■ Directions for this task
Reproduce the items from the line with "Find all labels, buttons, inputs, and" to the line with "477, 225, 496]", both ends included, without changing anything.

■ Information supplied
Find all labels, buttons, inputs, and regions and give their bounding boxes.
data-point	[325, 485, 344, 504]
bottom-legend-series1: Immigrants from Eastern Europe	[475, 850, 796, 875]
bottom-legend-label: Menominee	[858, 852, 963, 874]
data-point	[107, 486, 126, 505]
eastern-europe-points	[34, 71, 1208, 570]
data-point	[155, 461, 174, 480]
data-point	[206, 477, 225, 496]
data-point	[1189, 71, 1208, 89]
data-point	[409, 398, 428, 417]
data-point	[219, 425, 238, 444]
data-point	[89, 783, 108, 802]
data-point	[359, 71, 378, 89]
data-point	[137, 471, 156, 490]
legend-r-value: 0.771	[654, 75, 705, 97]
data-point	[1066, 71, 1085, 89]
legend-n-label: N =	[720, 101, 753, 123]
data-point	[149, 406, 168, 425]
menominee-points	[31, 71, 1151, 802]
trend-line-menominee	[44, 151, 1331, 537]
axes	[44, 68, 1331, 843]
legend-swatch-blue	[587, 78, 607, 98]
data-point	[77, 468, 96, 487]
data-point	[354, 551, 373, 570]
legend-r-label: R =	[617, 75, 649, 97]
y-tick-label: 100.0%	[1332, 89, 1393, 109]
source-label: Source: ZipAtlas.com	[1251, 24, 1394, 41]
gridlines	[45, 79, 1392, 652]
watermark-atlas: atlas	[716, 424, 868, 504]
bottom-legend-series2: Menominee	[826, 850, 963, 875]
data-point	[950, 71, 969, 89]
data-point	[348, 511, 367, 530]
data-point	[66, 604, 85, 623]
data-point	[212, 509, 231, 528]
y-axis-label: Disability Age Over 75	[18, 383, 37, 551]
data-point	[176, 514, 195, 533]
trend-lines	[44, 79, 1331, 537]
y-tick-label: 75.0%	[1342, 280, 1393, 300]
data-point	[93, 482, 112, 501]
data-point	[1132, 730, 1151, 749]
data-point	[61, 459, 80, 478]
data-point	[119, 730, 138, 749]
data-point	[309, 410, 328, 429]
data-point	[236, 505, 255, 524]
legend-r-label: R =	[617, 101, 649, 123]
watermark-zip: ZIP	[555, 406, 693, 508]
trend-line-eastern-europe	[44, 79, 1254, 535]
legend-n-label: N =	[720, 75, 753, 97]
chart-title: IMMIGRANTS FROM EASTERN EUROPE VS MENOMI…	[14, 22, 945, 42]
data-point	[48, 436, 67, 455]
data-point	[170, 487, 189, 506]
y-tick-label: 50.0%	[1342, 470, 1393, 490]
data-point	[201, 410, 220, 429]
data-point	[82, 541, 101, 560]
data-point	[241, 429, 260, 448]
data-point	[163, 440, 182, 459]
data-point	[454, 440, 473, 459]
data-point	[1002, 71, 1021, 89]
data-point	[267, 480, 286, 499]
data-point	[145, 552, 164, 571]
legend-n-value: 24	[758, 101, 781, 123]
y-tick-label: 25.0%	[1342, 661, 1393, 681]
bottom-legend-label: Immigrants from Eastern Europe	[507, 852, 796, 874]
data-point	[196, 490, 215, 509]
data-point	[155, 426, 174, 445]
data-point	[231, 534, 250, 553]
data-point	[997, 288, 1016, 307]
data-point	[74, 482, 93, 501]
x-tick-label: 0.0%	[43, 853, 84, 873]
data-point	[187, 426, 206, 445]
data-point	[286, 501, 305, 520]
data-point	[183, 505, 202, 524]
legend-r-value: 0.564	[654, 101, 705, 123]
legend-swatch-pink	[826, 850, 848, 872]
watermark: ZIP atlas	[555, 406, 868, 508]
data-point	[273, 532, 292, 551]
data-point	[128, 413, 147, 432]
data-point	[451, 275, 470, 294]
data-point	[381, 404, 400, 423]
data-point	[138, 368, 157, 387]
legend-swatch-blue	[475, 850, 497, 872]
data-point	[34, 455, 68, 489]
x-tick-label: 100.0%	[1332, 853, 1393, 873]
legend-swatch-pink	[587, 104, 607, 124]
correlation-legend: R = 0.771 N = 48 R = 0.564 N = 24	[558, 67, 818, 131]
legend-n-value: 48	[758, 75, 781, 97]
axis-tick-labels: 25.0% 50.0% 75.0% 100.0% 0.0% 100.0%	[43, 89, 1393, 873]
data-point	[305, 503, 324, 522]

==

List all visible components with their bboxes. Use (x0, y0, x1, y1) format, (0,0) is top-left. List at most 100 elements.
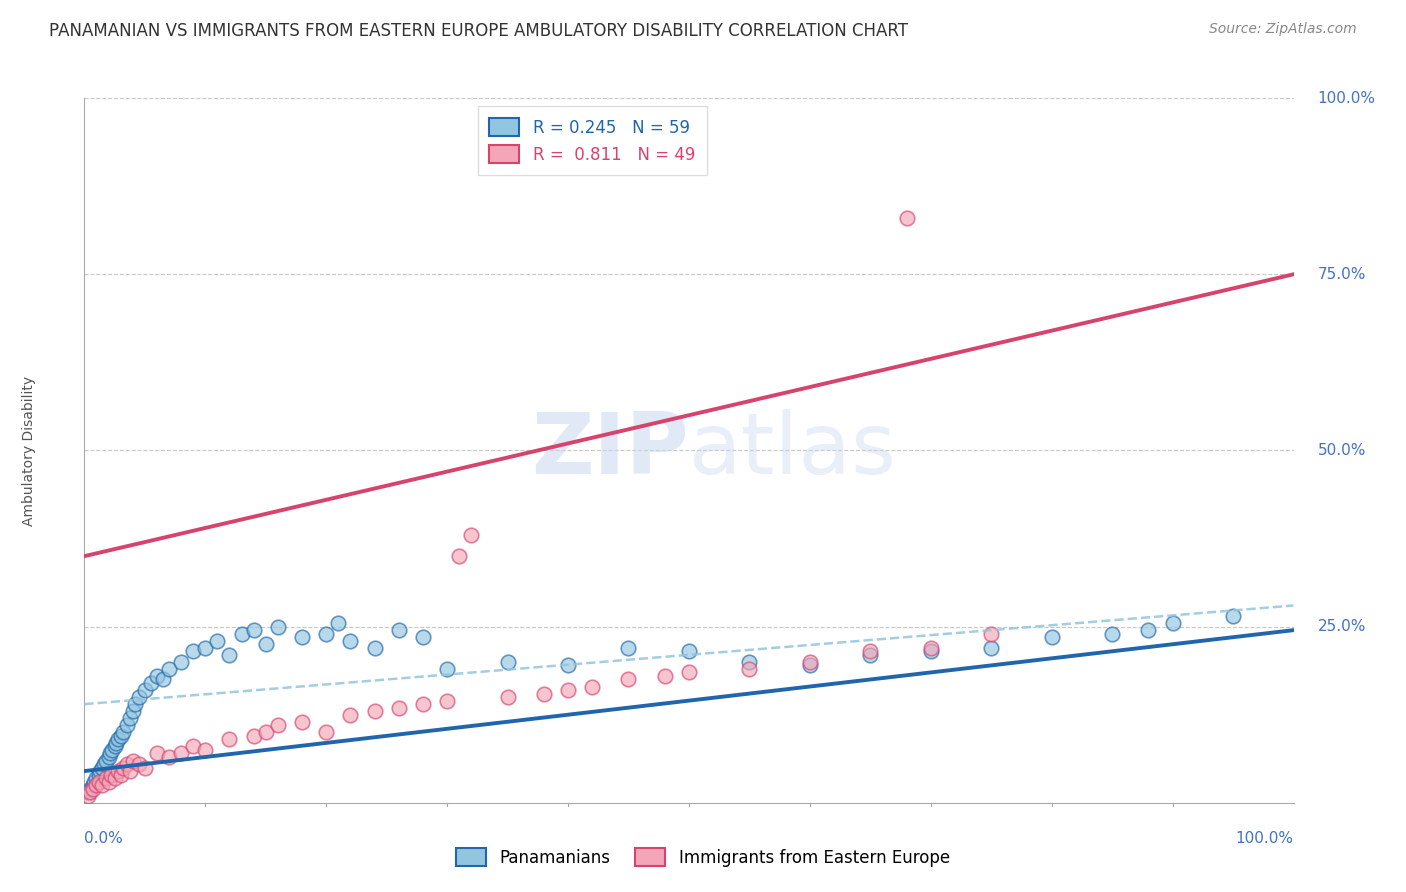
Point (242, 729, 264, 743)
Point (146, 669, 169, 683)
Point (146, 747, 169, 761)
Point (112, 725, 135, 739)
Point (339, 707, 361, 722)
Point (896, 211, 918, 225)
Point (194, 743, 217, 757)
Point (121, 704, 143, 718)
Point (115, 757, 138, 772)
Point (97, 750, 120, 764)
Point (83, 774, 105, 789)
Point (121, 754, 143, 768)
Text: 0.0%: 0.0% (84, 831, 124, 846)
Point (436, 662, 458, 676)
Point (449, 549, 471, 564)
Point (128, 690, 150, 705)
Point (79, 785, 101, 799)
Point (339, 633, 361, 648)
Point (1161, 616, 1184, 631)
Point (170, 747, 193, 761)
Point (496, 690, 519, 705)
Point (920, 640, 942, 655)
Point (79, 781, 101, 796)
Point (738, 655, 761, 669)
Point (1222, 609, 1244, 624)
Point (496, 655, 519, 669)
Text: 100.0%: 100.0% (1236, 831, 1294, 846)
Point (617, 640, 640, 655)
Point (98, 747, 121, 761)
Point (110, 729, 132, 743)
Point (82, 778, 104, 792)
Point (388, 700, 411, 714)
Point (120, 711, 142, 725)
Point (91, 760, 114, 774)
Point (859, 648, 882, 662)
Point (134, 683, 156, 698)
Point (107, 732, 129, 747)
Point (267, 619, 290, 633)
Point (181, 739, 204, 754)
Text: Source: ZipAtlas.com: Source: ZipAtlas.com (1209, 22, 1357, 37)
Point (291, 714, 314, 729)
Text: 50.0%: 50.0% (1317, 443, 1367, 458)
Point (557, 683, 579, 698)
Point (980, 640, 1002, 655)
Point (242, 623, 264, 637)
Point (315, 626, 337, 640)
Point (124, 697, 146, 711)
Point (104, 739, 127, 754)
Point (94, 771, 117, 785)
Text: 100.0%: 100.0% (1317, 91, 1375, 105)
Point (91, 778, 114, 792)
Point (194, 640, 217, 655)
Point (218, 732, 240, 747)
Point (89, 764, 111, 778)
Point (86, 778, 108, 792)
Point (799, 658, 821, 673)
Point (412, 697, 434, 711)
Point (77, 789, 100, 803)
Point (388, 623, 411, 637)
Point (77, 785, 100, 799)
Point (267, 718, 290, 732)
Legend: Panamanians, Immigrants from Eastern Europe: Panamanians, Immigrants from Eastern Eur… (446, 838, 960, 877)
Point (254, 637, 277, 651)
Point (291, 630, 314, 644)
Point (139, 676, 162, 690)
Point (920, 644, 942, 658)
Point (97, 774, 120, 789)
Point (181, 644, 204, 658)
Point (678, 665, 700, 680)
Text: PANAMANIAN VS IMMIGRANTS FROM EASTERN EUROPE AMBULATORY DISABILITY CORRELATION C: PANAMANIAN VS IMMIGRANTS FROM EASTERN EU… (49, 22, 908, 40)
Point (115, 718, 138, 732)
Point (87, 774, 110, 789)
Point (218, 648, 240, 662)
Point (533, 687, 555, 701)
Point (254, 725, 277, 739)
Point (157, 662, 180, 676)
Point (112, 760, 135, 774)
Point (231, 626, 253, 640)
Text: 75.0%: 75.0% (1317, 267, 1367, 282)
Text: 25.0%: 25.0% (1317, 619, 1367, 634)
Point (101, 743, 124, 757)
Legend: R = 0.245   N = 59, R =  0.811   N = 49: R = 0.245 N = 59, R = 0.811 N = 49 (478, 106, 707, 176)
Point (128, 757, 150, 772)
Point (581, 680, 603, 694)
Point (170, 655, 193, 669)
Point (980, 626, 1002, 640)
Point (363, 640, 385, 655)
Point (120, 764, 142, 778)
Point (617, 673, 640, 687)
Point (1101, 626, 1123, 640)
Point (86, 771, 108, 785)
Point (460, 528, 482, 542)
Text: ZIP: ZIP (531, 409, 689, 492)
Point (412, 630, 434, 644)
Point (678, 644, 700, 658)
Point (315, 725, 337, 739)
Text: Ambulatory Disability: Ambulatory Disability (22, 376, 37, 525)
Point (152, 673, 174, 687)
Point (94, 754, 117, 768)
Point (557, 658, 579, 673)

■ Exercise response
Find all labels, buttons, inputs, and regions and give their bounding boxes.
data-point	[325, 485, 344, 504]
bottom-legend-series1: Immigrants from Eastern Europe	[475, 850, 796, 875]
bottom-legend-label: Menominee	[858, 852, 963, 874]
data-point	[107, 486, 126, 505]
eastern-europe-points	[34, 71, 1208, 570]
data-point	[155, 461, 174, 480]
data-point	[206, 477, 225, 496]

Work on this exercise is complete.